• [DIRECTIONS]:
Reproduce all of the listing below without alteration.

• [INPUT RECORDS]:
▽

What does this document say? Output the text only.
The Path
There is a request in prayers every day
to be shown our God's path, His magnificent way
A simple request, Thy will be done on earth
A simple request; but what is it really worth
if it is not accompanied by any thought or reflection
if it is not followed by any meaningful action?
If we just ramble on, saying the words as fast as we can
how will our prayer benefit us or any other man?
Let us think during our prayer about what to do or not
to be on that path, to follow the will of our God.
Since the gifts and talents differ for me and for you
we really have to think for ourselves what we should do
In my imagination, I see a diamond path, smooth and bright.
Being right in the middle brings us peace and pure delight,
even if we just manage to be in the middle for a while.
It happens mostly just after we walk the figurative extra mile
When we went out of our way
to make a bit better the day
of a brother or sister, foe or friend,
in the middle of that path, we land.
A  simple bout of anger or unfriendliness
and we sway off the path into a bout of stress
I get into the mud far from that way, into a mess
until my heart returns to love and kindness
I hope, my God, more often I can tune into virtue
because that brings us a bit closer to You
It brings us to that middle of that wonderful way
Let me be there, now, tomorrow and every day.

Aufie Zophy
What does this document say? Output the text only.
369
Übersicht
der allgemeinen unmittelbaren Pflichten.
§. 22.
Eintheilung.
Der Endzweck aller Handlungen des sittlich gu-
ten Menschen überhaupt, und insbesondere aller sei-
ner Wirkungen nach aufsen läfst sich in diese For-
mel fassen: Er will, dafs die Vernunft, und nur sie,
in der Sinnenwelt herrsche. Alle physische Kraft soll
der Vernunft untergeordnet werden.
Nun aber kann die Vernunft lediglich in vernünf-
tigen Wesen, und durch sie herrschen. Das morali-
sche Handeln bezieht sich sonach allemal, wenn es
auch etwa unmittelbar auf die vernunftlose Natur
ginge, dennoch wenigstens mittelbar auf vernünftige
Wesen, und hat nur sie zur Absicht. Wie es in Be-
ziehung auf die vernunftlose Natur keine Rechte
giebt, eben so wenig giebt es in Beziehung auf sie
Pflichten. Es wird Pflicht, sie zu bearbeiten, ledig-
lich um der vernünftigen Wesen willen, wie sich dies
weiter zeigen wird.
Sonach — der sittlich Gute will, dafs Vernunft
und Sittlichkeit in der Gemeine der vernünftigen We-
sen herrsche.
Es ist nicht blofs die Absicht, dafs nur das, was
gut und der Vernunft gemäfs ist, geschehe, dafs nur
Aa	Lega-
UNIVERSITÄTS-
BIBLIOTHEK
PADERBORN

△

• [RESPONSE TO THE TASK]:
What does this document say? Output the text only.
The Path
There is a request in prayers every day
to be shown our God's path, His magnificent way
A simple request, Thy will be done on earth
A simple request; but what is it really worth
if it is not accompanied by any thought or reflection
if it is not followed by any meaningful action?
If we just ramble on, saying the words as fast as we can
how will our prayer benefit us or any other man?
Let us think during our prayer about what to do or not
to be on that path, to follow the will of our God.
Since the gifts and talents differ for me and for you
we really have to think for ourselves what we should do
In my imagination, I see a diamond path, smooth and bright.
Being right in the middle brings us peace and pure delight,
even if we just manage to be in the middle for a while.
It happens mostly just after we walk the figurative extra mile
When we went out of our way
to make a bit better the day
of a brother or sister, foe or friend,
in the middle of that path, we land.
A  simple bout of anger or unfriendliness
and we sway off the path into a bout of stress
I get into the mud far from that way, into a mess
until my heart returns to love and kindness
I hope, my God, more often I can tune into virtue
because that brings us a bit closer to You
It brings us to that middle of that wonderful way
Let me be there, now, tomorrow and every day.

Aufie Zophy
What does this document say? Output the text only.
369
Übersicht
der allgemeinen unmittelbaren Pflichten.
§. 22.
Eintheilung.
Der Endzweck aller Handlungen des sittlich gu-
ten Menschen überhaupt, und insbesondere aller sei-
ner Wirkungen nach aufsen läfst sich in diese For-
mel fassen: Er will, dafs die Vernunft, und nur sie,
in der Sinnenwelt herrsche. Alle physische Kraft soll
der Vernunft untergeordnet werden.
Nun aber kann die Vernunft lediglich in vernünf-
tigen Wesen, und durch sie herrschen. Das morali-
sche Handeln bezieht sich sonach allemal, wenn es
auch etwa unmittelbar auf die vernunftlose Natur
ginge, dennoch wenigstens mittelbar auf vernünftige
Wesen, und hat nur sie zur Absicht. Wie es in Be-
ziehung auf die vernunftlose Natur keine Rechte
giebt, eben so wenig giebt es in Beziehung auf sie
Pflichten. Es wird Pflicht, sie zu bearbeiten, ledig-
lich um der vernünftigen Wesen willen, wie sich dies
weiter zeigen wird.
Sonach — der sittlich Gute will, dafs Vernunft
und Sittlichkeit in der Gemeine der vernünftigen We-
sen herrsche.
Es ist nicht blofs die Absicht, dafs nur das, was
gut und der Vernunft gemäfs ist, geschehe, dafs nur
Aa	Lega-
UNIVERSITÄTS-
BIBLIOTHEK
PADERBORN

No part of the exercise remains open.